## Instructions for the task:
Retype all of the data exactly as given.

## Information given:
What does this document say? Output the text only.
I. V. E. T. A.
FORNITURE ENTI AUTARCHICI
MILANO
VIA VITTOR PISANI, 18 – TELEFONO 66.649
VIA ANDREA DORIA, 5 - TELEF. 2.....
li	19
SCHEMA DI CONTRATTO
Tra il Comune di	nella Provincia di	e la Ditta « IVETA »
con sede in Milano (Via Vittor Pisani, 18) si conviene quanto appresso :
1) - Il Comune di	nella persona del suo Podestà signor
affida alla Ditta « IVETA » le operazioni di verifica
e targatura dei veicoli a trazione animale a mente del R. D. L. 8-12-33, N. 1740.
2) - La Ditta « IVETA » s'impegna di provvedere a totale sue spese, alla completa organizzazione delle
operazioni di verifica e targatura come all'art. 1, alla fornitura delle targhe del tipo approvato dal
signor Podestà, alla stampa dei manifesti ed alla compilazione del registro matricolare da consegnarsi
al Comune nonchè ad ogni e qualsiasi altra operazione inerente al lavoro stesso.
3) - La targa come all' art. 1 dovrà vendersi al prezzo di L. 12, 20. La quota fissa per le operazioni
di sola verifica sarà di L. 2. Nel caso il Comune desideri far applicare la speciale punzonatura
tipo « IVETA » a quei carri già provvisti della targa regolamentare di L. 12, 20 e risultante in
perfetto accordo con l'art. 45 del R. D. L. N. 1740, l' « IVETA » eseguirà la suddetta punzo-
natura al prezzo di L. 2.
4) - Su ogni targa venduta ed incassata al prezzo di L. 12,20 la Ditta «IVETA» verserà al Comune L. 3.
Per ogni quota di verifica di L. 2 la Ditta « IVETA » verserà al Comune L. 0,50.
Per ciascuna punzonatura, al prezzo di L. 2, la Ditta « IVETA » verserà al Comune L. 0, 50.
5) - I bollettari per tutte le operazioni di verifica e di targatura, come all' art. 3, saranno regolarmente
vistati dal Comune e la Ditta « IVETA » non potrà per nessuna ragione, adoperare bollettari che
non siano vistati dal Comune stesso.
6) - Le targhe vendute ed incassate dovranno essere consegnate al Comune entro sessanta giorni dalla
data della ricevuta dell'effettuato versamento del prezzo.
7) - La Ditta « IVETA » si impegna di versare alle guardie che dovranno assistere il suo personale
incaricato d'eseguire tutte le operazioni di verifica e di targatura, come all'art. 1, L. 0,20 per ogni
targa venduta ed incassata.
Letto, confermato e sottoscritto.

## Correct answer:
What does this document say? Output the text only.
I. V. E. T. A.
FORNITURE ENTI AUTARCHICI
MILANO
VIA VITTOR PISANI, 18 – TELEFONO 66.649
VIA ANDREA DORIA, 5 - TELEF. 2.....
li	19
SCHEMA DI CONTRATTO
Tra il Comune di	nella Provincia di	e la Ditta « IVETA »
con sede in Milano (Via Vittor Pisani, 18) si conviene quanto appresso :
1) - Il Comune di	nella persona del suo Podestà signor
affida alla Ditta « IVETA » le operazioni di verifica
e targatura dei veicoli a trazione animale a mente del R. D. L. 8-12-33, N. 1740.
2) - La Ditta « IVETA » s'impegna di provvedere a totale sue spese, alla completa organizzazione delle
operazioni di verifica e targatura come all'art. 1, alla fornitura delle targhe del tipo approvato dal
signor Podestà, alla stampa dei manifesti ed alla compilazione del registro matricolare da consegnarsi
al Comune nonchè ad ogni e qualsiasi altra operazione inerente al lavoro stesso.
3) - La targa come all' art. 1 dovrà vendersi al prezzo di L. 12, 20. La quota fissa per le operazioni
di sola verifica sarà di L. 2. Nel caso il Comune desideri far applicare la speciale punzonatura
tipo « IVETA » a quei carri già provvisti della targa regolamentare di L. 12, 20 e risultante in
perfetto accordo con l'art. 45 del R. D. L. N. 1740, l' « IVETA » eseguirà la suddetta punzo-
natura al prezzo di L. 2.
4) - Su ogni targa venduta ed incassata al prezzo di L. 12,20 la Ditta «IVETA» verserà al Comune L. 3.
Per ogni quota di verifica di L. 2 la Ditta « IVETA » verserà al Comune L. 0,50.
Per ciascuna punzonatura, al prezzo di L. 2, la Ditta « IVETA » verserà al Comune L. 0, 50.
5) - I bollettari per tutte le operazioni di verifica e di targatura, come all' art. 3, saranno regolarmente
vistati dal Comune e la Ditta « IVETA » non potrà per nessuna ragione, adoperare bollettari che
non siano vistati dal Comune stesso.
6) - Le targhe vendute ed incassate dovranno essere consegnate al Comune entro sessanta giorni dalla
data della ricevuta dell'effettuato versamento del prezzo.
7) - La Ditta « IVETA » si impegna di versare alle guardie che dovranno assistere il suo personale
incaricato d'eseguire tutte le operazioni di verifica e di targatura, come all'art. 1, L. 0,20 per ogni
targa venduta ed incassata.
Letto, confermato e sottoscritto.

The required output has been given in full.